[Stored items]
◆ ◆ ◆ ◆ ◆

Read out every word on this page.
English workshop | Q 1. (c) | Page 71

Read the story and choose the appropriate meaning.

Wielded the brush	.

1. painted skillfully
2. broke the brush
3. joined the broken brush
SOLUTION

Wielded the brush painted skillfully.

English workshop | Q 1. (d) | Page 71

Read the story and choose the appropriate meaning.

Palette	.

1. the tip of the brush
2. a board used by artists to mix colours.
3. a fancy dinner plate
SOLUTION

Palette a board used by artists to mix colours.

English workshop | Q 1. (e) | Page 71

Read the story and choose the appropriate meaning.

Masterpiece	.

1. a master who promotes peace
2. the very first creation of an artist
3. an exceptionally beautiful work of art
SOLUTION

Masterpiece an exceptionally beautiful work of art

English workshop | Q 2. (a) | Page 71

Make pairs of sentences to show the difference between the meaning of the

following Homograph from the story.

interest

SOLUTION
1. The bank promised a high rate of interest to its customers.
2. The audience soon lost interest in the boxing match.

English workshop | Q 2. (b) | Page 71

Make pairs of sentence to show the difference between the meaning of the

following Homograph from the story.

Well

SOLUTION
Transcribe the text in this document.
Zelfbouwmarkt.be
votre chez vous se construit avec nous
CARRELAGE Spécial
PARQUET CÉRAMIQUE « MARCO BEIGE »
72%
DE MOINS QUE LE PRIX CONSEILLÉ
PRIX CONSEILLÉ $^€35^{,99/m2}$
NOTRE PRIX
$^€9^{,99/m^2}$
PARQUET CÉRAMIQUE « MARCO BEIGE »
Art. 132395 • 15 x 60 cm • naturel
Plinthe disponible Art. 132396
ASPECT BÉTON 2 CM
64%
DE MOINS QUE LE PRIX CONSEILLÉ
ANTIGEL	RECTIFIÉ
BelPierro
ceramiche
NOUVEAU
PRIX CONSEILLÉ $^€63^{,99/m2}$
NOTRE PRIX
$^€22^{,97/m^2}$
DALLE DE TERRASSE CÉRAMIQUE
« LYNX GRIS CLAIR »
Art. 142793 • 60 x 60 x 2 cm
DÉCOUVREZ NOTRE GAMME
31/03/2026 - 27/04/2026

◆ ◆ ◆ ◆ ◆

TASK GOAL:
Extract the listing in its entirety and repeat it exactly.

SOLUTION:
Read out every word on this page.
English workshop | Q 1. (c) | Page 71

Read the story and choose the appropriate meaning.

Wielded the brush	.

1. painted skillfully
2. broke the brush
3. joined the broken brush
SOLUTION

Wielded the brush painted skillfully.

English workshop | Q 1. (d) | Page 71

Read the story and choose the appropriate meaning.

Palette	.

1. the tip of the brush
2. a board used by artists to mix colours.
3. a fancy dinner plate
SOLUTION

Palette a board used by artists to mix colours.

English workshop | Q 1. (e) | Page 71

Read the story and choose the appropriate meaning.

Masterpiece	.

1. a master who promotes peace
2. the very first creation of an artist
3. an exceptionally beautiful work of art
SOLUTION

Masterpiece an exceptionally beautiful work of art

English workshop | Q 2. (a) | Page 71

Make pairs of sentences to show the difference between the meaning of the

following Homograph from the story.

interest

SOLUTION
1. The bank promised a high rate of interest to its customers.
2. The audience soon lost interest in the boxing match.

English workshop | Q 2. (b) | Page 71

Make pairs of sentence to show the difference between the meaning of the

following Homograph from the story.

Well

SOLUTION
Transcribe the text in this document.
Zelfbouwmarkt.be
votre chez vous se construit avec nous
CARRELAGE Spécial
PARQUET CÉRAMIQUE « MARCO BEIGE »
72%
DE MOINS QUE LE PRIX CONSEILLÉ
PRIX CONSEILLÉ $^€35^{,99/m2}$
NOTRE PRIX
$^€9^{,99/m^2}$
PARQUET CÉRAMIQUE « MARCO BEIGE »
Art. 132395 • 15 x 60 cm • naturel
Plinthe disponible Art. 132396
ASPECT BÉTON 2 CM
64%
DE MOINS QUE LE PRIX CONSEILLÉ
ANTIGEL	RECTIFIÉ
BelPierro
ceramiche
NOUVEAU
PRIX CONSEILLÉ $^€63^{,99/m2}$
NOTRE PRIX
$^€22^{,97/m^2}$
DALLE DE TERRASSE CÉRAMIQUE
« LYNX GRIS CLAIR »
Art. 142793 • 60 x 60 x 2 cm
DÉCOUVREZ NOTRE GAMME
31/03/2026 - 27/04/2026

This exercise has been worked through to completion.